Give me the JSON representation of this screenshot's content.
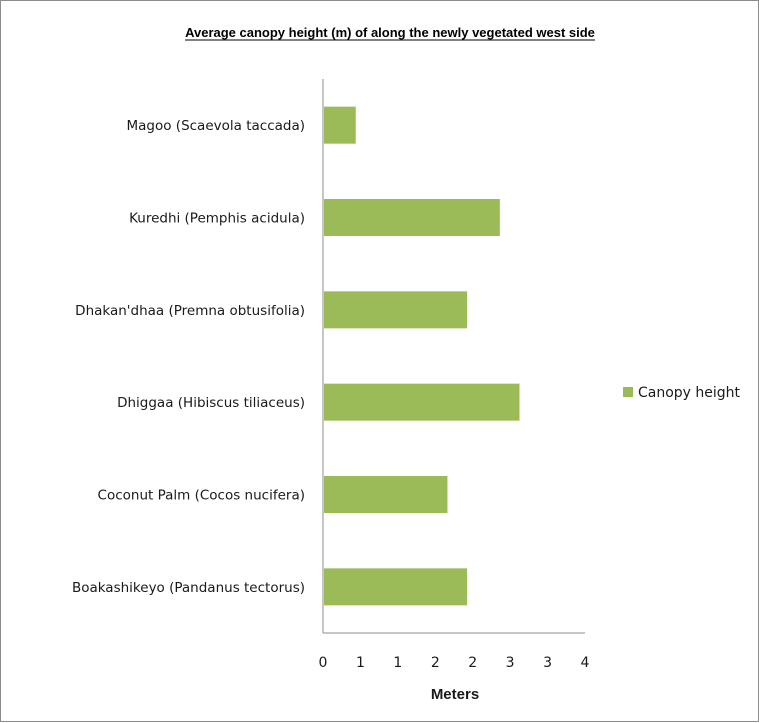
{
  "chart_data": {
    "type": "bar",
    "orientation": "horizontal",
    "title": "Average canopy height (m) of along the newly vegetated west side",
    "categories": [
      "Boakashikeyo (Pandanus tectorus)",
      "Coconut Palm (Cocos nucifera)",
      "Dhiggaa (Hibiscus tiliaceus)",
      "Dhakan'dhaa (Premna obtusifolia)",
      "Kuredhi (Pemphis acidula)",
      "Magoo (Scaevola taccada)"
    ],
    "series": [
      {
        "name": "Canopy height",
        "values": [
          2.2,
          1.9,
          3.0,
          2.2,
          2.7,
          0.5
        ],
        "color": "#9bbb59"
      }
    ],
    "xlabel": "Meters",
    "ylabel": "",
    "xlim": [
      0,
      4
    ],
    "x_ticks": [
      "0",
      "1",
      "1",
      "2",
      "2",
      "3",
      "3",
      "4"
    ],
    "grid": false,
    "legend_position": "right"
  }
}
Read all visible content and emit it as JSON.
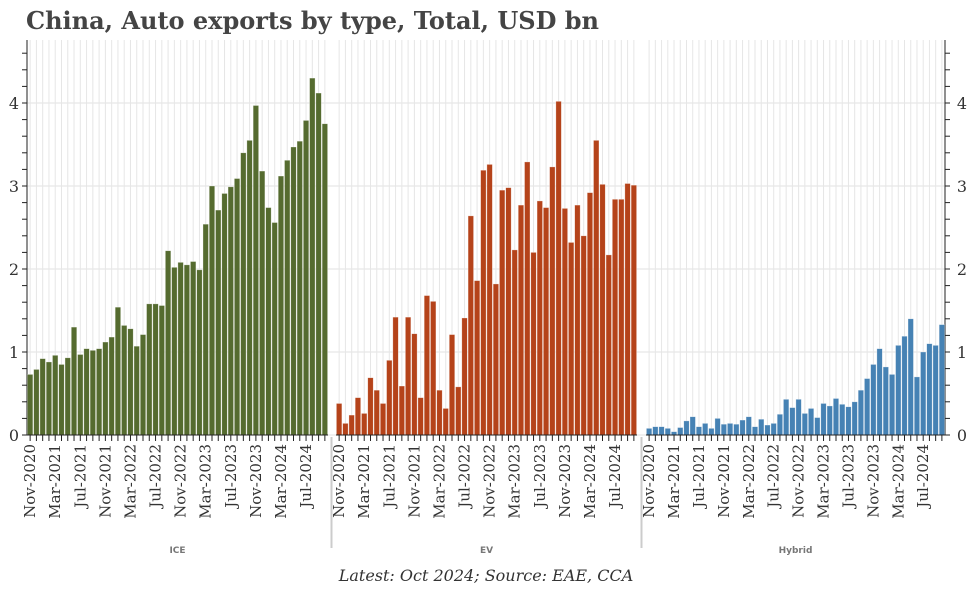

++++++++++

> Problem to work on
Of the lines in the listing above, how many hold the string "content"? Reply with the number only.

> Problem solution
2